== Given problem ==
Reproduce the data in its entirety, exactly as supplied.

== Dataset ==
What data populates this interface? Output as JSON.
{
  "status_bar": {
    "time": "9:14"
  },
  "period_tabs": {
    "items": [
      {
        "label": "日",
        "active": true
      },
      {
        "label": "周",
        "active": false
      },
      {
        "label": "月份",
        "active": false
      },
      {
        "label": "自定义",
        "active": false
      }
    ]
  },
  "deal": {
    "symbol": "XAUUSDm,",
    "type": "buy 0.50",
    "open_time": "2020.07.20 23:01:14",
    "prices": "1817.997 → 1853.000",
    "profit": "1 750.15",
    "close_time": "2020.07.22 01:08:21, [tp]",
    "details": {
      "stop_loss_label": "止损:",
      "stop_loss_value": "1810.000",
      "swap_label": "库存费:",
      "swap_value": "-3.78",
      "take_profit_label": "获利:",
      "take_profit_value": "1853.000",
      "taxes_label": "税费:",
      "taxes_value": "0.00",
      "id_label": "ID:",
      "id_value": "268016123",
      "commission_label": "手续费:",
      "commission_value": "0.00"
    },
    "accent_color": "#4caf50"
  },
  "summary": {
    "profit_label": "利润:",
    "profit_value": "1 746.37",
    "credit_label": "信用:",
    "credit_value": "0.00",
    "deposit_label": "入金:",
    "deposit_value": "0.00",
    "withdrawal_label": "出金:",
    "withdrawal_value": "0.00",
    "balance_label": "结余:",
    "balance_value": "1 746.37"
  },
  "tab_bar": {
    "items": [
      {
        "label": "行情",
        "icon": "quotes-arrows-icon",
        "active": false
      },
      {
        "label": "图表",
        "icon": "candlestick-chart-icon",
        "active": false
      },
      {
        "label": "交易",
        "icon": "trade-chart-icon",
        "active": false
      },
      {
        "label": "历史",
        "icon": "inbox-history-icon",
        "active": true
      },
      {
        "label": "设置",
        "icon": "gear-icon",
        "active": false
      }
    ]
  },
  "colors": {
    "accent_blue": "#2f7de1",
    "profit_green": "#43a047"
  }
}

== Answer to this problem ==
What data populates this interface? Output as JSON.
{
  "status_bar": {
    "time": "9:14"
  },
  "period_tabs": {
    "items": [
      {
        "label": "日",
        "active": true
      },
      {
        "label": "周",
        "active": false
      },
      {
        "label": "月份",
        "active": false
      },
      {
        "label": "自定义",
        "active": false
      }
    ]
  },
  "deal": {
    "symbol": "XAUUSDm,",
    "type": "buy 0.50",
    "open_time": "2020.07.20 23:01:14",
    "prices": "1817.997 → 1853.000",
    "profit": "1 750.15",
    "close_time": "2020.07.22 01:08:21, [tp]",
    "details": {
      "stop_loss_label": "止损:",
      "stop_loss_value": "1810.000",
      "swap_label": "库存费:",
      "swap_value": "-3.78",
      "take_profit_label": "获利:",
      "take_profit_value": "1853.000",
      "taxes_label": "税费:",
      "taxes_value": "0.00",
      "id_label": "ID:",
      "id_value": "268016123",
      "commission_label": "手续费:",
      "commission_value": "0.00"
    },
    "accent_color": "#4caf50"
  },
  "summary": {
    "profit_label": "利润:",
    "profit_value": "1 746.37",
    "credit_label": "信用:",
    "credit_value": "0.00",
    "deposit_label": "入金:",
    "deposit_value": "0.00",
    "withdrawal_label": "出金:",
    "withdrawal_value": "0.00",
    "balance_label": "结余:",
    "balance_value": "1 746.37"
  },
  "tab_bar": {
    "items": [
      {
        "label": "行情",
        "icon": "quotes-arrows-icon",
        "active": false
      },
      {
        "label": "图表",
        "icon": "candlestick-chart-icon",
        "active": false
      },
      {
        "label": "交易",
        "icon": "trade-chart-icon",
        "active": false
      },
      {
        "label": "历史",
        "icon": "inbox-history-icon",
        "active": true
      },
      {
        "label": "设置",
        "icon": "gear-icon",
        "active": false
      }
    ]
  },
  "colors": {
    "accent_blue": "#2f7de1",
    "profit_green": "#43a047"
  }
}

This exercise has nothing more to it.